*EXERCISE*
Output the material exactly, but drop every image it holds.

*DATA ROWS*
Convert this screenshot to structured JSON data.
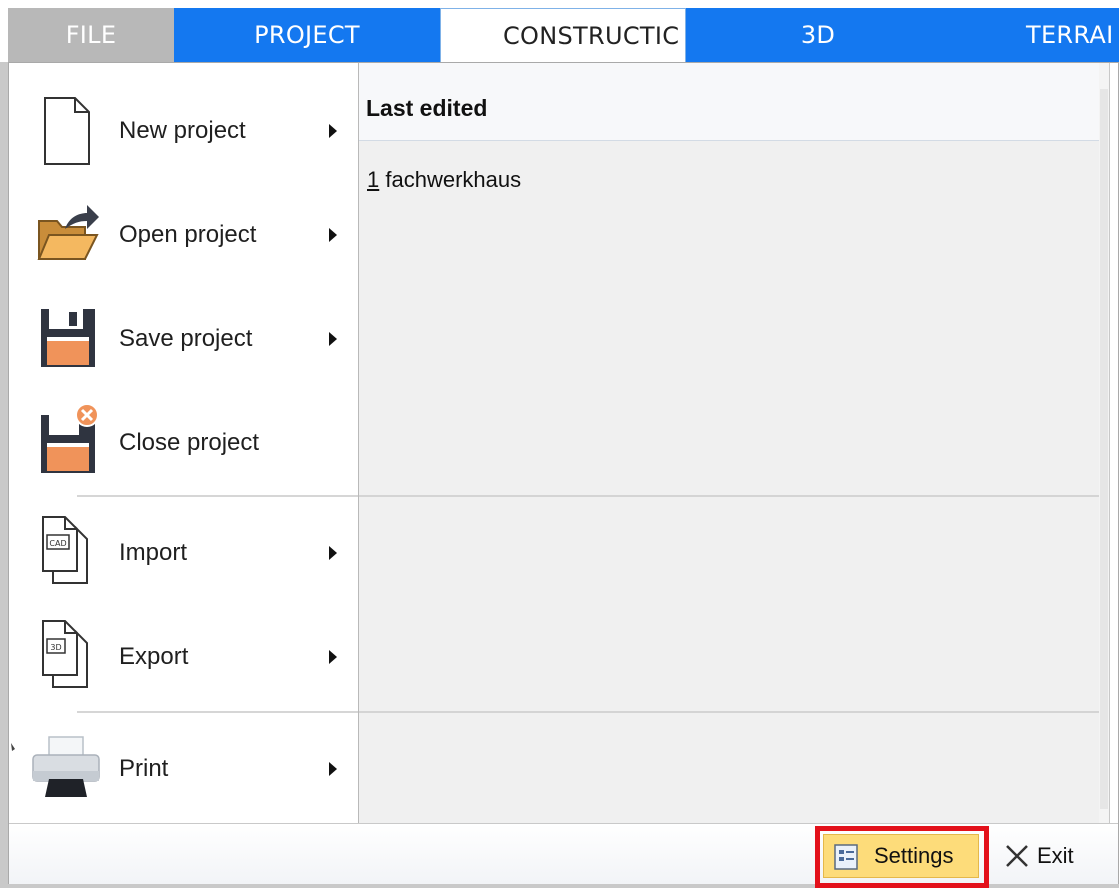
{
  "tabs": [
    {
      "label": "FILE"
    },
    {
      "label": "PROJECT"
    },
    {
      "label": "CONSTRUCTIC"
    },
    {
      "label": "3D"
    },
    {
      "label": "TERRAI"
    }
  ],
  "menu": {
    "new_project": "New project",
    "open_project": "Open project",
    "save_project": "Save project",
    "close_project": "Close project",
    "import": "Import",
    "export": "Export",
    "print": "Print"
  },
  "recent": {
    "header": "Last edited",
    "items": [
      {
        "number": "1",
        "name": " fachwerkhaus"
      }
    ]
  },
  "footer": {
    "settings_label": "Settings",
    "exit_label": "Exit"
  },
  "colors": {
    "ribbon_blue": "#1478f0",
    "file_tab_gray": "#b8b8b8",
    "settings_highlight": "#fddc7a",
    "annotation_red": "#e3111b"
  }
}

*OUTPUT FOR THIS TASK*
Convert this screenshot to structured JSON data.
{
  "tabs": [
    {
      "label": "FILE"
    },
    {
      "label": "PROJECT"
    },
    {
      "label": "CONSTRUCTIC"
    },
    {
      "label": "3D"
    },
    {
      "label": "TERRAI"
    }
  ],
  "menu": {
    "new_project": "New project",
    "open_project": "Open project",
    "save_project": "Save project",
    "close_project": "Close project",
    "import": "Import",
    "export": "Export",
    "print": "Print"
  },
  "recent": {
    "header": "Last edited",
    "items": [
      {
        "number": "1",
        "name": " fachwerkhaus"
      }
    ]
  },
  "footer": {
    "settings_label": "Settings",
    "exit_label": "Exit"
  },
  "colors": {
    "ribbon_blue": "#1478f0",
    "file_tab_gray": "#b8b8b8",
    "settings_highlight": "#fddc7a",
    "annotation_red": "#e3111b"
  }
}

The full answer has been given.